In this exercise, return the whole listing exactly, excluding any images.

-- start Exercise input --

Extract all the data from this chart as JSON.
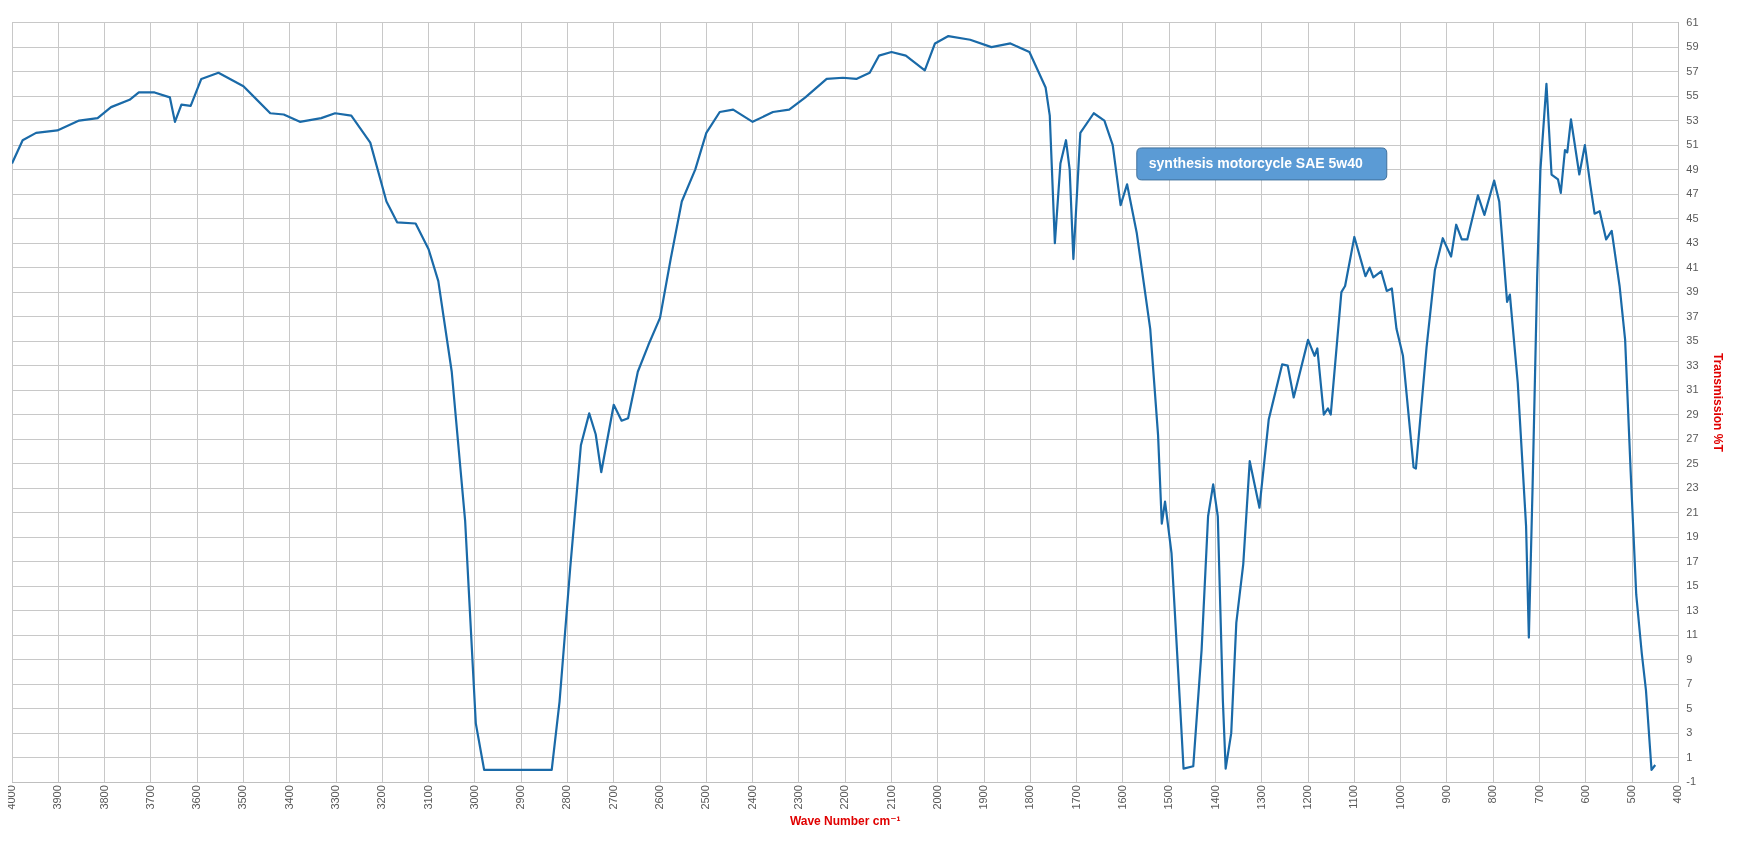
{
  "chart_data": {
    "type": "line",
    "xlabel": "Wave Number cm⁻¹",
    "ylabel": "Transmission %T",
    "annotations": [
      "synthesis motorcycle SAE 5w40"
    ],
    "series": [
      {
        "color": "#1a6aa8",
        "x": [
          4000,
          3977,
          3948,
          3902,
          3855,
          3815,
          3786,
          3746,
          3726,
          3692,
          3659,
          3648,
          3634,
          3614,
          3591,
          3554,
          3500,
          3442,
          3413,
          3378,
          3332,
          3302,
          3267,
          3226,
          3191,
          3168,
          3128,
          3100,
          3079,
          3050,
          3021,
          2998,
          2980,
          2939,
          2900,
          2834,
          2817,
          2794,
          2771,
          2753,
          2739,
          2727,
          2700,
          2683,
          2669,
          2648,
          2625,
          2600,
          2577,
          2553,
          2524,
          2500,
          2471,
          2442,
          2400,
          2356,
          2321,
          2286,
          2240,
          2205,
          2176,
          2147,
          2127,
          2100,
          2069,
          2028,
          2006,
          1977,
          1930,
          1884,
          1843,
          1802,
          1767,
          1758,
          1747,
          1735,
          1723,
          1715,
          1707,
          1692,
          1663,
          1640,
          1622,
          1605,
          1591,
          1570,
          1541,
          1524,
          1516,
          1509,
          1495,
          1477,
          1469,
          1448,
          1430,
          1416,
          1405,
          1395,
          1384,
          1378,
          1366,
          1355,
          1340,
          1326,
          1305,
          1285,
          1256,
          1244,
          1231,
          1200,
          1186,
          1180,
          1166,
          1157,
          1151,
          1128,
          1120,
          1100,
          1076,
          1067,
          1059,
          1042,
          1030,
          1019,
          1009,
          995,
          972,
          967,
          944,
          926,
          909,
          891,
          880,
          868,
          856,
          833,
          819,
          798,
          787,
          770,
          764,
          747,
          729,
          723,
          715,
          705,
          698,
          685,
          674,
          660,
          654,
          645,
          640,
          632,
          614,
          602,
          590,
          581,
          570,
          556,
          544,
          527,
          515,
          503,
          491,
          479,
          470,
          458,
          450
        ],
        "values": [
          49.5,
          51.4,
          52,
          52.2,
          53,
          53.2,
          54.1,
          54.7,
          55.3,
          55.3,
          54.9,
          52.9,
          54.3,
          54.2,
          56.4,
          56.9,
          55.8,
          53.6,
          53.5,
          52.9,
          53.2,
          53.6,
          53.4,
          51.2,
          46.4,
          44.7,
          44.6,
          42.5,
          39.9,
          32.5,
          20.3,
          3.8,
          0,
          0,
          0,
          0,
          5.6,
          16.5,
          26.5,
          29.1,
          27.4,
          24.3,
          29.8,
          28.5,
          28.7,
          32.5,
          34.7,
          36.9,
          41.7,
          46.4,
          49,
          52,
          53.7,
          53.9,
          52.9,
          53.7,
          53.9,
          54.9,
          56.4,
          56.5,
          56.4,
          56.9,
          58.3,
          58.6,
          58.3,
          57.1,
          59.3,
          59.9,
          59.6,
          59,
          59.3,
          58.6,
          55.7,
          53.4,
          43,
          49.5,
          51.4,
          49,
          41.7,
          52,
          53.6,
          53,
          51,
          46.1,
          47.8,
          43.8,
          36,
          27.3,
          20.1,
          21.9,
          17.7,
          5.6,
          0.1,
          0.3,
          9.8,
          20.7,
          23.3,
          20.7,
          5.6,
          0.1,
          3,
          12,
          16.8,
          25.2,
          21.4,
          28.6,
          33.1,
          33,
          30.4,
          35.1,
          33.8,
          34.4,
          29,
          29.5,
          29,
          39,
          39.5,
          43.5,
          40.3,
          41,
          40.2,
          40.7,
          39.1,
          39.3,
          36,
          33.8,
          24.7,
          24.6,
          34.5,
          40.8,
          43.4,
          41.9,
          44.5,
          43.3,
          43.3,
          46.9,
          45.3,
          48.1,
          46.4,
          38.2,
          38.8,
          31.6,
          19.9,
          10.8,
          23,
          40.3,
          49,
          56,
          48.6,
          48.2,
          47.1,
          50.6,
          50.4,
          53.1,
          48.6,
          51,
          47.7,
          45.4,
          45.6,
          43.3,
          44,
          39.5,
          35.1,
          24.3,
          14.3,
          9.5,
          6.5,
          0,
          0.4
        ]
      }
    ],
    "xlim": [
      4000,
      400
    ],
    "xticks": [
      4000,
      3900,
      3800,
      3700,
      3600,
      3500,
      3400,
      3300,
      3200,
      3100,
      3000,
      2900,
      2800,
      2700,
      2600,
      2500,
      2400,
      2300,
      2200,
      2100,
      2000,
      1900,
      1800,
      1700,
      1600,
      1500,
      1400,
      1300,
      1200,
      1100,
      1000,
      900,
      800,
      700,
      600,
      500,
      400
    ],
    "ylim": [
      -1,
      61
    ],
    "yticks": [
      -1,
      1,
      3,
      5,
      7,
      9,
      11,
      13,
      15,
      17,
      19,
      21,
      23,
      25,
      27,
      29,
      31,
      33,
      35,
      37,
      39,
      41,
      43,
      45,
      47,
      49,
      51,
      53,
      55,
      57,
      59,
      61
    ],
    "grid": true,
    "legend": false,
    "marker": "none",
    "line_style": "solid"
  }
}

-- end Exercise input --

- Written solution
Extract all the data from this chart as JSON.
{
  "chart_data": {
    "type": "line",
    "xlabel": "Wave Number cm⁻¹",
    "ylabel": "Transmission %T",
    "annotations": [
      "synthesis motorcycle SAE 5w40"
    ],
    "series": [
      {
        "color": "#1a6aa8",
        "x": [
          4000,
          3977,
          3948,
          3902,
          3855,
          3815,
          3786,
          3746,
          3726,
          3692,
          3659,
          3648,
          3634,
          3614,
          3591,
          3554,
          3500,
          3442,
          3413,
          3378,
          3332,
          3302,
          3267,
          3226,
          3191,
          3168,
          3128,
          3100,
          3079,
          3050,
          3021,
          2998,
          2980,
          2939,
          2900,
          2834,
          2817,
          2794,
          2771,
          2753,
          2739,
          2727,
          2700,
          2683,
          2669,
          2648,
          2625,
          2600,
          2577,
          2553,
          2524,
          2500,
          2471,
          2442,
          2400,
          2356,
          2321,
          2286,
          2240,
          2205,
          2176,
          2147,
          2127,
          2100,
          2069,
          2028,
          2006,
          1977,
          1930,
          1884,
          1843,
          1802,
          1767,
          1758,
          1747,
          1735,
          1723,
          1715,
          1707,
          1692,
          1663,
          1640,
          1622,
          1605,
          1591,
          1570,
          1541,
          1524,
          1516,
          1509,
          1495,
          1477,
          1469,
          1448,
          1430,
          1416,
          1405,
          1395,
          1384,
          1378,
          1366,
          1355,
          1340,
          1326,
          1305,
          1285,
          1256,
          1244,
          1231,
          1200,
          1186,
          1180,
          1166,
          1157,
          1151,
          1128,
          1120,
          1100,
          1076,
          1067,
          1059,
          1042,
          1030,
          1019,
          1009,
          995,
          972,
          967,
          944,
          926,
          909,
          891,
          880,
          868,
          856,
          833,
          819,
          798,
          787,
          770,
          764,
          747,
          729,
          723,
          715,
          705,
          698,
          685,
          674,
          660,
          654,
          645,
          640,
          632,
          614,
          602,
          590,
          581,
          570,
          556,
          544,
          527,
          515,
          503,
          491,
          479,
          470,
          458,
          450
        ],
        "values": [
          49.5,
          51.4,
          52,
          52.2,
          53,
          53.2,
          54.1,
          54.7,
          55.3,
          55.3,
          54.9,
          52.9,
          54.3,
          54.2,
          56.4,
          56.9,
          55.8,
          53.6,
          53.5,
          52.9,
          53.2,
          53.6,
          53.4,
          51.2,
          46.4,
          44.7,
          44.6,
          42.5,
          39.9,
          32.5,
          20.3,
          3.8,
          0,
          0,
          0,
          0,
          5.6,
          16.5,
          26.5,
          29.1,
          27.4,
          24.3,
          29.8,
          28.5,
          28.7,
          32.5,
          34.7,
          36.9,
          41.7,
          46.4,
          49,
          52,
          53.7,
          53.9,
          52.9,
          53.7,
          53.9,
          54.9,
          56.4,
          56.5,
          56.4,
          56.9,
          58.3,
          58.6,
          58.3,
          57.1,
          59.3,
          59.9,
          59.6,
          59,
          59.3,
          58.6,
          55.7,
          53.4,
          43,
          49.5,
          51.4,
          49,
          41.7,
          52,
          53.6,
          53,
          51,
          46.1,
          47.8,
          43.8,
          36,
          27.3,
          20.1,
          21.9,
          17.7,
          5.6,
          0.1,
          0.3,
          9.8,
          20.7,
          23.3,
          20.7,
          5.6,
          0.1,
          3,
          12,
          16.8,
          25.2,
          21.4,
          28.6,
          33.1,
          33,
          30.4,
          35.1,
          33.8,
          34.4,
          29,
          29.5,
          29,
          39,
          39.5,
          43.5,
          40.3,
          41,
          40.2,
          40.7,
          39.1,
          39.3,
          36,
          33.8,
          24.7,
          24.6,
          34.5,
          40.8,
          43.4,
          41.9,
          44.5,
          43.3,
          43.3,
          46.9,
          45.3,
          48.1,
          46.4,
          38.2,
          38.8,
          31.6,
          19.9,
          10.8,
          23,
          40.3,
          49,
          56,
          48.6,
          48.2,
          47.1,
          50.6,
          50.4,
          53.1,
          48.6,
          51,
          47.7,
          45.4,
          45.6,
          43.3,
          44,
          39.5,
          35.1,
          24.3,
          14.3,
          9.5,
          6.5,
          0,
          0.4
        ]
      }
    ],
    "xlim": [
      4000,
      400
    ],
    "xticks": [
      4000,
      3900,
      3800,
      3700,
      3600,
      3500,
      3400,
      3300,
      3200,
      3100,
      3000,
      2900,
      2800,
      2700,
      2600,
      2500,
      2400,
      2300,
      2200,
      2100,
      2000,
      1900,
      1800,
      1700,
      1600,
      1500,
      1400,
      1300,
      1200,
      1100,
      1000,
      900,
      800,
      700,
      600,
      500,
      400
    ],
    "ylim": [
      -1,
      61
    ],
    "yticks": [
      -1,
      1,
      3,
      5,
      7,
      9,
      11,
      13,
      15,
      17,
      19,
      21,
      23,
      25,
      27,
      29,
      31,
      33,
      35,
      37,
      39,
      41,
      43,
      45,
      47,
      49,
      51,
      53,
      55,
      57,
      59,
      61
    ],
    "grid": true,
    "legend": false,
    "marker": "none",
    "line_style": "solid"
  }
}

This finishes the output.